Go through the listing and copy every line word for word.

## start MATERIAL PROVIDED

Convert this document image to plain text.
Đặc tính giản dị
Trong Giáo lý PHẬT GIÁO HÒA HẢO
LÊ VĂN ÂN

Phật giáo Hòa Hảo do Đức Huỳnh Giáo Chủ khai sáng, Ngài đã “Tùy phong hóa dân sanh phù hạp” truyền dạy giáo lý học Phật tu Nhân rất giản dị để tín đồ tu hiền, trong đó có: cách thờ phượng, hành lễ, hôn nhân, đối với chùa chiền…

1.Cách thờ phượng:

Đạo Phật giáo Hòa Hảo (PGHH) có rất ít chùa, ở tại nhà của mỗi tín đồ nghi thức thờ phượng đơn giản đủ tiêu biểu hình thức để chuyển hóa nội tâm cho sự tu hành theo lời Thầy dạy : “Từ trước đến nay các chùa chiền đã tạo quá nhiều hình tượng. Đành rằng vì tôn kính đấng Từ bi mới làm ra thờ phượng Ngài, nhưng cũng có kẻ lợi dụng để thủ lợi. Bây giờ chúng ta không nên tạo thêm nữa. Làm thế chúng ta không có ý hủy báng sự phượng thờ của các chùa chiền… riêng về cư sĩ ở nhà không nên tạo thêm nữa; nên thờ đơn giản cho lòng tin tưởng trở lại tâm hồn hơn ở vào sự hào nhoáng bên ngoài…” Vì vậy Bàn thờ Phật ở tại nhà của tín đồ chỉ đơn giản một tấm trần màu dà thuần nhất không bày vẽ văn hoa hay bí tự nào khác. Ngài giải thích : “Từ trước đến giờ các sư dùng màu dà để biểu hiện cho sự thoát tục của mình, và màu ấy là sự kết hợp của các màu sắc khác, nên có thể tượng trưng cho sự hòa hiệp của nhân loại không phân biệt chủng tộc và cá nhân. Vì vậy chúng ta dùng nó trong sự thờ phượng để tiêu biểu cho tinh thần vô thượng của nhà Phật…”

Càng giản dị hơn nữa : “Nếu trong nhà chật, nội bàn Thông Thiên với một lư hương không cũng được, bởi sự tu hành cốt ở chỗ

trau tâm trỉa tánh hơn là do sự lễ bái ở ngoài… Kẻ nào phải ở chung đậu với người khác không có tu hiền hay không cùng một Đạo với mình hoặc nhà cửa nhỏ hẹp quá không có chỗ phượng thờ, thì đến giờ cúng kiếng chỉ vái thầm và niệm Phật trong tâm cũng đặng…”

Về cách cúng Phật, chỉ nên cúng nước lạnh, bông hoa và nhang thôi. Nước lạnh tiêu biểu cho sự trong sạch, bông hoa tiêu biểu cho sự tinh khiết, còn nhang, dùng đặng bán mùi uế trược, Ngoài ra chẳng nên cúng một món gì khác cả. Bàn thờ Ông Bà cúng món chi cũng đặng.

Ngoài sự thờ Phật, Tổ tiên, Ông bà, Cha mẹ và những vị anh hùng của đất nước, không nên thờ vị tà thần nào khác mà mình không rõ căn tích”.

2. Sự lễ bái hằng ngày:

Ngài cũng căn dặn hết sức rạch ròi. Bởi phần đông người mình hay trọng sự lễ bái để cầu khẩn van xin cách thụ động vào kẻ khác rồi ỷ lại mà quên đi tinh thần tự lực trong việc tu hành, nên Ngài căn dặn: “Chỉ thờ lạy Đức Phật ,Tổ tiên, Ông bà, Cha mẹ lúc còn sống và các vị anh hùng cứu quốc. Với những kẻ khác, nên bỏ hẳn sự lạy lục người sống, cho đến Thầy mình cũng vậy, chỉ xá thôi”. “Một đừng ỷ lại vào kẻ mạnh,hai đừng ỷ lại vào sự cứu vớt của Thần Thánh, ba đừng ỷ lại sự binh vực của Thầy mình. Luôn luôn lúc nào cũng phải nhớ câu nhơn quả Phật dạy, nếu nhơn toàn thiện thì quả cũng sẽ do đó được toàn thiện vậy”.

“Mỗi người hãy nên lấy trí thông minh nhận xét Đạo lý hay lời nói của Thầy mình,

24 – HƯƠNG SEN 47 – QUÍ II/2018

## end MATERIAL PROVIDED

EXERCISE ANSWER
Convert this document image to plain text.
Đặc tính giản dị
Trong Giáo lý PHẬT GIÁO HÒA HẢO
LÊ VĂN ÂN

Phật giáo Hòa Hảo do Đức Huỳnh Giáo Chủ khai sáng, Ngài đã “Tùy phong hóa dân sanh phù hạp” truyền dạy giáo lý học Phật tu Nhân rất giản dị để tín đồ tu hiền, trong đó có: cách thờ phượng, hành lễ, hôn nhân, đối với chùa chiền…

1.Cách thờ phượng:

Đạo Phật giáo Hòa Hảo (PGHH) có rất ít chùa, ở tại nhà của mỗi tín đồ nghi thức thờ phượng đơn giản đủ tiêu biểu hình thức để chuyển hóa nội tâm cho sự tu hành theo lời Thầy dạy : “Từ trước đến nay các chùa chiền đã tạo quá nhiều hình tượng. Đành rằng vì tôn kính đấng Từ bi mới làm ra thờ phượng Ngài, nhưng cũng có kẻ lợi dụng để thủ lợi. Bây giờ chúng ta không nên tạo thêm nữa. Làm thế chúng ta không có ý hủy báng sự phượng thờ của các chùa chiền… riêng về cư sĩ ở nhà không nên tạo thêm nữa; nên thờ đơn giản cho lòng tin tưởng trở lại tâm hồn hơn ở vào sự hào nhoáng bên ngoài…” Vì vậy Bàn thờ Phật ở tại nhà của tín đồ chỉ đơn giản một tấm trần màu dà thuần nhất không bày vẽ văn hoa hay bí tự nào khác. Ngài giải thích : “Từ trước đến giờ các sư dùng màu dà để biểu hiện cho sự thoát tục của mình, và màu ấy là sự kết hợp của các màu sắc khác, nên có thể tượng trưng cho sự hòa hiệp của nhân loại không phân biệt chủng tộc và cá nhân. Vì vậy chúng ta dùng nó trong sự thờ phượng để tiêu biểu cho tinh thần vô thượng của nhà Phật…”

Càng giản dị hơn nữa : “Nếu trong nhà chật, nội bàn Thông Thiên với một lư hương không cũng được, bởi sự tu hành cốt ở chỗ

trau tâm trỉa tánh hơn là do sự lễ bái ở ngoài… Kẻ nào phải ở chung đậu với người khác không có tu hiền hay không cùng một Đạo với mình hoặc nhà cửa nhỏ hẹp quá không có chỗ phượng thờ, thì đến giờ cúng kiếng chỉ vái thầm và niệm Phật trong tâm cũng đặng…”

Về cách cúng Phật, chỉ nên cúng nước lạnh, bông hoa và nhang thôi. Nước lạnh tiêu biểu cho sự trong sạch, bông hoa tiêu biểu cho sự tinh khiết, còn nhang, dùng đặng bán mùi uế trược, Ngoài ra chẳng nên cúng một món gì khác cả. Bàn thờ Ông Bà cúng món chi cũng đặng.

Ngoài sự thờ Phật, Tổ tiên, Ông bà, Cha mẹ và những vị anh hùng của đất nước, không nên thờ vị tà thần nào khác mà mình không rõ căn tích”.

2. Sự lễ bái hằng ngày:

Ngài cũng căn dặn hết sức rạch ròi. Bởi phần đông người mình hay trọng sự lễ bái để cầu khẩn van xin cách thụ động vào kẻ khác rồi ỷ lại mà quên đi tinh thần tự lực trong việc tu hành, nên Ngài căn dặn: “Chỉ thờ lạy Đức Phật ,Tổ tiên, Ông bà, Cha mẹ lúc còn sống và các vị anh hùng cứu quốc. Với những kẻ khác, nên bỏ hẳn sự lạy lục người sống, cho đến Thầy mình cũng vậy, chỉ xá thôi”. “Một đừng ỷ lại vào kẻ mạnh,hai đừng ỷ lại vào sự cứu vớt của Thần Thánh, ba đừng ỷ lại sự binh vực của Thầy mình. Luôn luôn lúc nào cũng phải nhớ câu nhơn quả Phật dạy, nếu nhơn toàn thiện thì quả cũng sẽ do đó được toàn thiện vậy”.

“Mỗi người hãy nên lấy trí thông minh nhận xét Đạo lý hay lời nói của Thầy mình,

24 – HƯƠNG SEN 47 – QUÍ II/2018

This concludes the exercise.